# PROMPT
Render this sentence from the article on intangible assets into French: "Sections 5 and 6 analyse these estimates on an asset and industry basis, respectively."

# ARTICLE
--
In other cases, the CHS framework identifies knowledge asset creation that will not be currently captured within the UK National Accounts as a transaction; this is most often the case with own-account investment (such as own-account design), where the estimates imply the production of additional output. This additional output is identified with no additional inputs, so raising GDP by the value of the own-account investment, subject to balancing.
However, the estimates presented in this article are experimental, and ONS has no current plans to incorporate these estimates of investment in intangible assets into the UK National Accounts. The main aim of this work is to stimulate further debate on the importance of intangibles in the UK economy, to provide evidence that will feed into discussions on future international statistical regulations, and to provide inputs for future experimental growth accounting work. Further details of the conceptual framework can be found in our previous article, Corrado, Hulten and Sichel (2005), and Goodridge, Haskel and Wallis (2014).
This article provides an update on work by ONS to improve the understanding and measurement of intangible assets, both inside and outside the national accounts. Section 3 details development work to methods and data sources, covering both capitalised and uncapitalised assets. Section 4 provides updated estimates of investment for 2016, incorporating revisions to source data and extending estimates back to 1992 on a consistent basis. Sections 5 and 6 analyse these estimates on an asset and industry basis, respectively. Further information is available in the accompanying datasets.Back to table of contents
Office for National Statistics (ONS) is one of the world’s leading National Statistics Institutes in the area of intangibles, supported by investment following the Bean Review in 2016, and has an ambitious workplan to improve the understanding and measurement of intangible assets in the UK. This section details work to date, work underway, and work planned for the near future on this topic.
Official estimates of investment in own-account software, included as part of gross fixed capital formation (GFCF) and business investment in the national accounts, follow international best practice as set out in the Organisation for Economic Co-operation and Development (OECD) Handbook on Deriving Capital Measures of Intellectual Property Products (PDF, 1.3MB). As software developed for own-final use is not traded on the market, a purchaser’s price cannot be observed, and the recommended method is therefore to estimate by costs of production. ONS use a multiplicative model, where investment is assumed to be proportional to labour costs of the relevant workers. Adjustments are made for the proportion of time different kinds of workers spend developing software for own-final use, for non-wage labour costs, for non-labour costs (such as intermediate inputs, overheads, and consumption of fixed capital), and a mark-up for operating surplus. This is set out in detail for the UK in a 2007 methods article (PDF, 350.9KB).
Estimates in the national accounts have used forecasted input data for years since 2009, following changes to industrial and occupational classifications in 2007 and 2010 respectively. To update estimates and ensure assumptions and parameters in the model were appropriate for the modern economy, we conducted detailed research in 2018 to improve on these methods.
The main data source for labour costs of relevant workers remains the Annual Survey of Hours and Earnings (ASHE), with Standard Occupational Classification 2010: SOC 2010 codes used to identify relevant workers. To identify relevant SOC 2010 codes and the appropriate time adjustment factors for each type of worker, we conducted interviews with senior IT managers in multi-national enterprises to find out about current business practices. We also conducted detailed microdata research using the job titles returned on the survey forms, to identify new jobs that are not easily identifiable in SOC 2010, such as “data scientists”. This was also important to more fully capture own-account investments in databases, a component part of the “software and databases” asset.
--
# ENTRIES PROVIDED

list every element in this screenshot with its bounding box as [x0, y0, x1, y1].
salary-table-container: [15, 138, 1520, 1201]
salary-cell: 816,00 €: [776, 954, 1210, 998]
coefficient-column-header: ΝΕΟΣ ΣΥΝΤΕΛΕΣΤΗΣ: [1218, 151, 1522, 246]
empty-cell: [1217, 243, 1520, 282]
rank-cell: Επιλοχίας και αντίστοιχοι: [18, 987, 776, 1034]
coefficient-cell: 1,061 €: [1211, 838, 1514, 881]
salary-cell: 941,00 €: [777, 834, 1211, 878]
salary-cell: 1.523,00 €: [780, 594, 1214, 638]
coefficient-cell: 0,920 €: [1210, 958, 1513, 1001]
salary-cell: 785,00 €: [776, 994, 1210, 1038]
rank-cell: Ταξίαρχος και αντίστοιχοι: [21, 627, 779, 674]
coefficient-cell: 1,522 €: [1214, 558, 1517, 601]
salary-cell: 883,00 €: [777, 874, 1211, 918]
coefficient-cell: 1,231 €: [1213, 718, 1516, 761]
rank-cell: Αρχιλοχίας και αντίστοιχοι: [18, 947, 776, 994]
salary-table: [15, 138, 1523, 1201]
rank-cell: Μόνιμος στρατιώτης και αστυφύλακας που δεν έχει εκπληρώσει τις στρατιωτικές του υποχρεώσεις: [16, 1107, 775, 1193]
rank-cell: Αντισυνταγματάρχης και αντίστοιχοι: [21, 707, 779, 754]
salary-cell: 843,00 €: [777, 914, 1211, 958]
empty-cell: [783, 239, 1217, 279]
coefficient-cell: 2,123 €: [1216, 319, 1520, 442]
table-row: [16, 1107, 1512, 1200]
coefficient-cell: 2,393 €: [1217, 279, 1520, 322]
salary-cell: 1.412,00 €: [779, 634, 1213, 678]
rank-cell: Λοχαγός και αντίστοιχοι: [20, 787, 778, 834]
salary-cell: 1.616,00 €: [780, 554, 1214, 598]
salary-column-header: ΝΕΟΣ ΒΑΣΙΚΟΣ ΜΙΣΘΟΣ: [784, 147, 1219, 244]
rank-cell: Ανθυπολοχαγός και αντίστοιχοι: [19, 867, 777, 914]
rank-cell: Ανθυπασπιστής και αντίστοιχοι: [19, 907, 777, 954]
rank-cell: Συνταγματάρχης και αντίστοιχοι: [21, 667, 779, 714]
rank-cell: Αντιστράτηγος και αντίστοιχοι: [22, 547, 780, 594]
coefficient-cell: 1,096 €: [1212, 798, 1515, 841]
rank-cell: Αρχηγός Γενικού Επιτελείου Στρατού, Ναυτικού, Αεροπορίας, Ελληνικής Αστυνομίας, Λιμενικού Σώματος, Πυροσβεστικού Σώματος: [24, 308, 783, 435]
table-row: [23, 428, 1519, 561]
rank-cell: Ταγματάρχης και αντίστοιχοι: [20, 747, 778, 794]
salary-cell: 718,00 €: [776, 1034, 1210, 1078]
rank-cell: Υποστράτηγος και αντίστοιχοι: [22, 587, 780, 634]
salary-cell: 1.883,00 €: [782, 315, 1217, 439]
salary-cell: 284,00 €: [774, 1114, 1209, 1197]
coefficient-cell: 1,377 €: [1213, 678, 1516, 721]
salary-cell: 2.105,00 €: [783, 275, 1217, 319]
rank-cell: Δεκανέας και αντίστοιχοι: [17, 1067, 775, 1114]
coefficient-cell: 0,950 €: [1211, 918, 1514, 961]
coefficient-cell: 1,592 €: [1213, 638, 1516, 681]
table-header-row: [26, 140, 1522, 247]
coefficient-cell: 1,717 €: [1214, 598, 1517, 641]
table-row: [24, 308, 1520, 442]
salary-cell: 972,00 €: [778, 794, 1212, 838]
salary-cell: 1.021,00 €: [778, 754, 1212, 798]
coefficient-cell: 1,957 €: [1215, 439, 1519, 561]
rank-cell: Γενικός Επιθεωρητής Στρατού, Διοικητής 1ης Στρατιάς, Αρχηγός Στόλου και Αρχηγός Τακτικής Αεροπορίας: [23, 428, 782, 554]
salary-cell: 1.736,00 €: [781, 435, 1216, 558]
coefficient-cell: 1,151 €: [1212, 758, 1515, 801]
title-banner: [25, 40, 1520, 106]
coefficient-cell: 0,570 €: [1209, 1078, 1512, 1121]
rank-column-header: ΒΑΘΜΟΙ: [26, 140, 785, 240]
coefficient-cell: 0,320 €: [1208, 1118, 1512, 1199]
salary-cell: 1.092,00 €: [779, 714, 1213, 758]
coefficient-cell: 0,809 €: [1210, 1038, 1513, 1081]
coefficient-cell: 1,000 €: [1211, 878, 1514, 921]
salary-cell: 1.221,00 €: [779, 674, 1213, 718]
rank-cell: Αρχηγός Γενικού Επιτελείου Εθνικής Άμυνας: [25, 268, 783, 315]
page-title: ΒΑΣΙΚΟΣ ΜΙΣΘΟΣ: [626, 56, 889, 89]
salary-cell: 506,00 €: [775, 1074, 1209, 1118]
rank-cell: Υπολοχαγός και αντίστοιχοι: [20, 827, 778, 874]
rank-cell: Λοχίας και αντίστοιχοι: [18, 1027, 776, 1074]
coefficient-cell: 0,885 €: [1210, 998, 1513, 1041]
--
# EXERCISE RESULT
Les sections 5 et 6 analysent ces estimations par actif et par branche d'activité, respectivement.